** Dataset items **
------------------------------
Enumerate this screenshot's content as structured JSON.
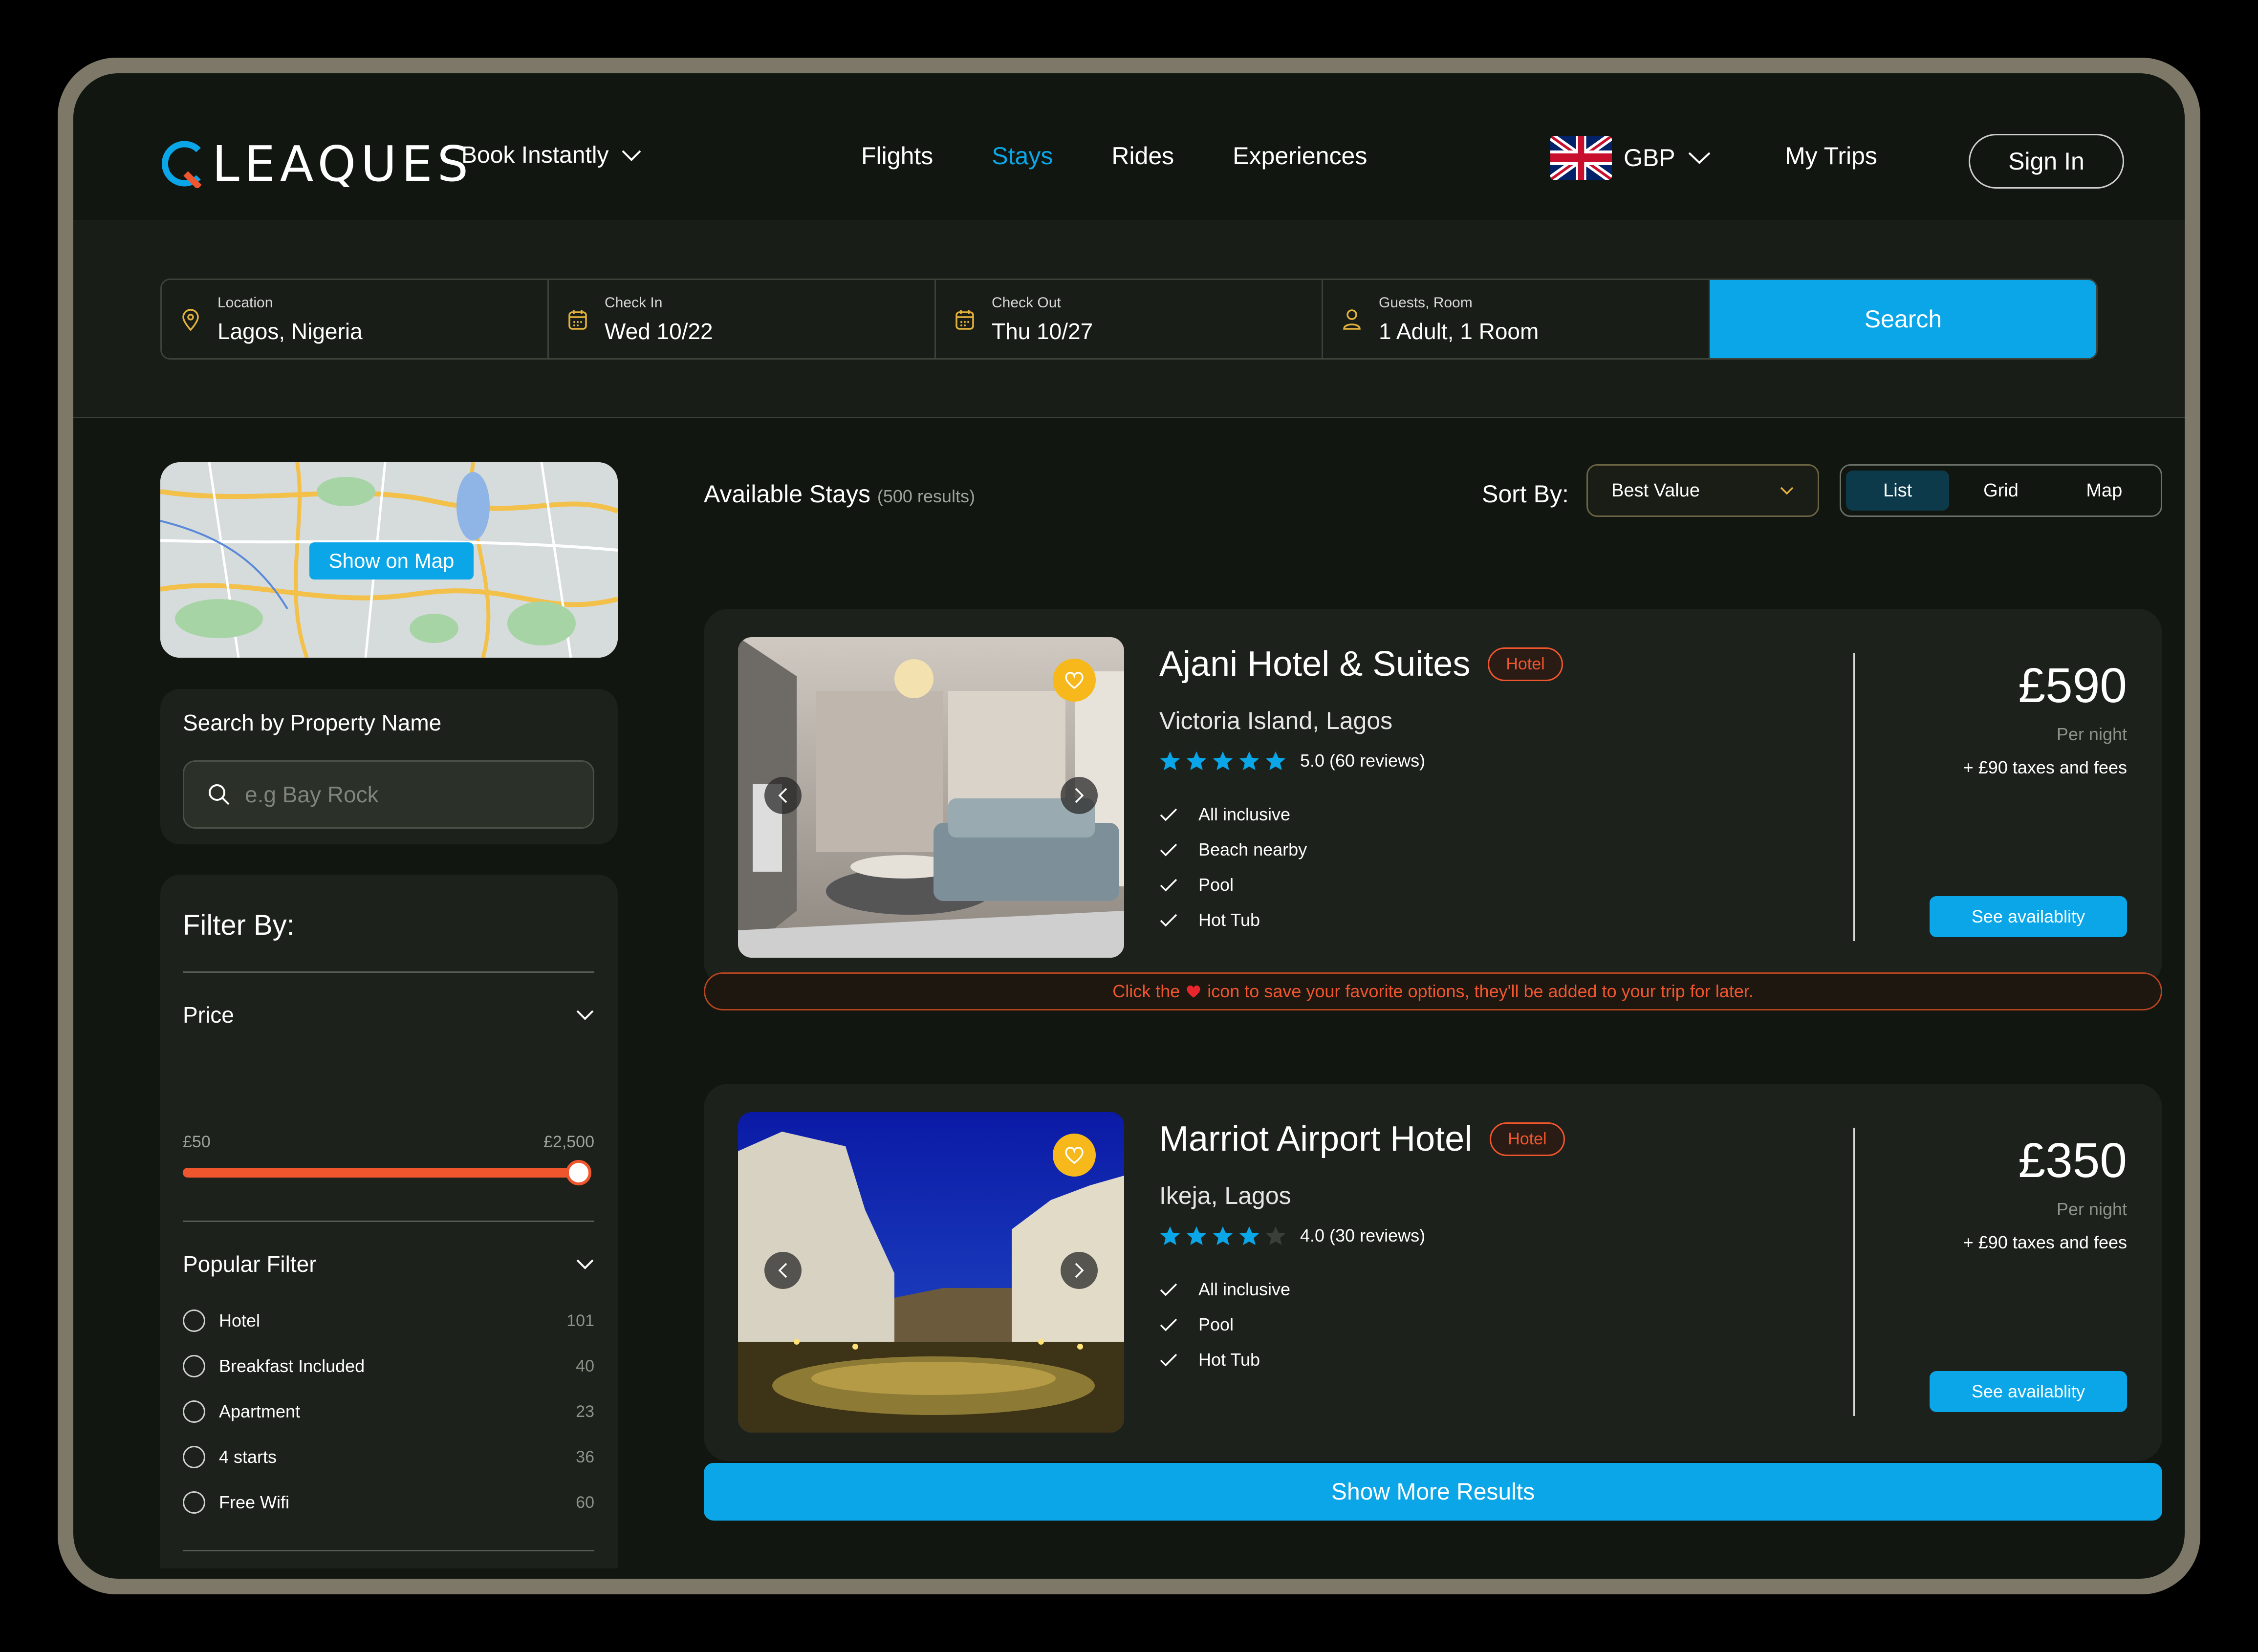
{
  "brand": {
    "name": "LEAQUES",
    "accent": "#0aa6e8",
    "orange": "#f0562e"
  },
  "header": {
    "book_instantly": "Book Instantly",
    "nav": [
      "Flights",
      "Stays",
      "Rides",
      "Experiences"
    ],
    "active_nav": "Stays",
    "currency": "GBP",
    "my_trips": "My Trips",
    "sign_in": "Sign In"
  },
  "search": {
    "location_label": "Location",
    "location_value": "Lagos, Nigeria",
    "checkin_label": "Check In",
    "checkin_value": "Wed 10/22",
    "checkout_label": "Check Out",
    "checkout_value": "Thu 10/27",
    "guests_label": "Guests, Room",
    "guests_value": "1 Adult, 1 Room",
    "button": "Search"
  },
  "sidebar": {
    "show_on_map": "Show on Map",
    "property_search_title": "Search by Property Name",
    "property_search_placeholder": "e.g Bay Rock",
    "filter_title": "Filter By:",
    "price_title": "Price",
    "price_min": "£50",
    "price_max": "£2,500",
    "price_slider_level": 1.0,
    "popular_title": "Popular Filter",
    "popular": [
      {
        "label": "Hotel",
        "count": "101"
      },
      {
        "label": "Breakfast Included",
        "count": "40"
      },
      {
        "label": "Apartment",
        "count": "23"
      },
      {
        "label": "4 starts",
        "count": "36"
      },
      {
        "label": "Free Wifi",
        "count": "60"
      }
    ]
  },
  "results": {
    "title": "Available Stays",
    "count_text": "(500 results)",
    "sort_label": "Sort By:",
    "sort_value": "Best Value",
    "views": [
      "List",
      "Grid",
      "Map"
    ],
    "active_view": "List",
    "tip_before": "Click the",
    "tip_after": "icon to save your favorite options, they'll be added to your trip for later.",
    "show_more": "Show More Results"
  },
  "hotels": [
    {
      "name": "Ajani Hotel & Suites",
      "type": "Hotel",
      "location": "Victoria Island, Lagos",
      "stars": 5,
      "rating_text": "5.0 (60 reviews)",
      "amenities": [
        "All inclusive",
        "Beach nearby",
        "Pool",
        "Hot Tub"
      ],
      "price": "£590",
      "per_night": "Per night",
      "taxes": "+ £90 taxes and fees",
      "cta": "See availablity"
    },
    {
      "name": "Marriot Airport Hotel",
      "type": "Hotel",
      "location": "Ikeja, Lagos",
      "stars": 4,
      "rating_text": "4.0 (30 reviews)",
      "amenities": [
        "All inclusive",
        "Pool",
        "Hot Tub"
      ],
      "price": "£350",
      "per_night": "Per night",
      "taxes": "+ £90 taxes and fees",
      "cta": "See availablity"
    }
  ]
}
------------------------------
Copy out the whole listing exactly, and don't carry over any pictures.

** Answer to the task **
Enumerate this screenshot's content as structured JSON.
{
  "brand": {
    "name": "LEAQUES",
    "accent": "#0aa6e8",
    "orange": "#f0562e"
  },
  "header": {
    "book_instantly": "Book Instantly",
    "nav": [
      "Flights",
      "Stays",
      "Rides",
      "Experiences"
    ],
    "active_nav": "Stays",
    "currency": "GBP",
    "my_trips": "My Trips",
    "sign_in": "Sign In"
  },
  "search": {
    "location_label": "Location",
    "location_value": "Lagos, Nigeria",
    "checkin_label": "Check In",
    "checkin_value": "Wed 10/22",
    "checkout_label": "Check Out",
    "checkout_value": "Thu 10/27",
    "guests_label": "Guests, Room",
    "guests_value": "1 Adult, 1 Room",
    "button": "Search"
  },
  "sidebar": {
    "show_on_map": "Show on Map",
    "property_search_title": "Search by Property Name",
    "property_search_placeholder": "e.g Bay Rock",
    "filter_title": "Filter By:",
    "price_title": "Price",
    "price_min": "£50",
    "price_max": "£2,500",
    "price_slider_level": 1.0,
    "popular_title": "Popular Filter",
    "popular": [
      {
        "label": "Hotel",
        "count": "101"
      },
      {
        "label": "Breakfast Included",
        "count": "40"
      },
      {
        "label": "Apartment",
        "count": "23"
      },
      {
        "label": "4 starts",
        "count": "36"
      },
      {
        "label": "Free Wifi",
        "count": "60"
      }
    ]
  },
  "results": {
    "title": "Available Stays",
    "count_text": "(500 results)",
    "sort_label": "Sort By:",
    "sort_value": "Best Value",
    "views": [
      "List",
      "Grid",
      "Map"
    ],
    "active_view": "List",
    "tip_before": "Click the",
    "tip_after": "icon to save your favorite options, they'll be added to your trip for later.",
    "show_more": "Show More Results"
  },
  "hotels": [
    {
      "name": "Ajani Hotel & Suites",
      "type": "Hotel",
      "location": "Victoria Island, Lagos",
      "stars": 5,
      "rating_text": "5.0 (60 reviews)",
      "amenities": [
        "All inclusive",
        "Beach nearby",
        "Pool",
        "Hot Tub"
      ],
      "price": "£590",
      "per_night": "Per night",
      "taxes": "+ £90 taxes and fees",
      "cta": "See availablity"
    },
    {
      "name": "Marriot Airport Hotel",
      "type": "Hotel",
      "location": "Ikeja, Lagos",
      "stars": 4,
      "rating_text": "4.0 (30 reviews)",
      "amenities": [
        "All inclusive",
        "Pool",
        "Hot Tub"
      ],
      "price": "£350",
      "per_night": "Per night",
      "taxes": "+ £90 taxes and fees",
      "cta": "See availablity"
    }
  ]
}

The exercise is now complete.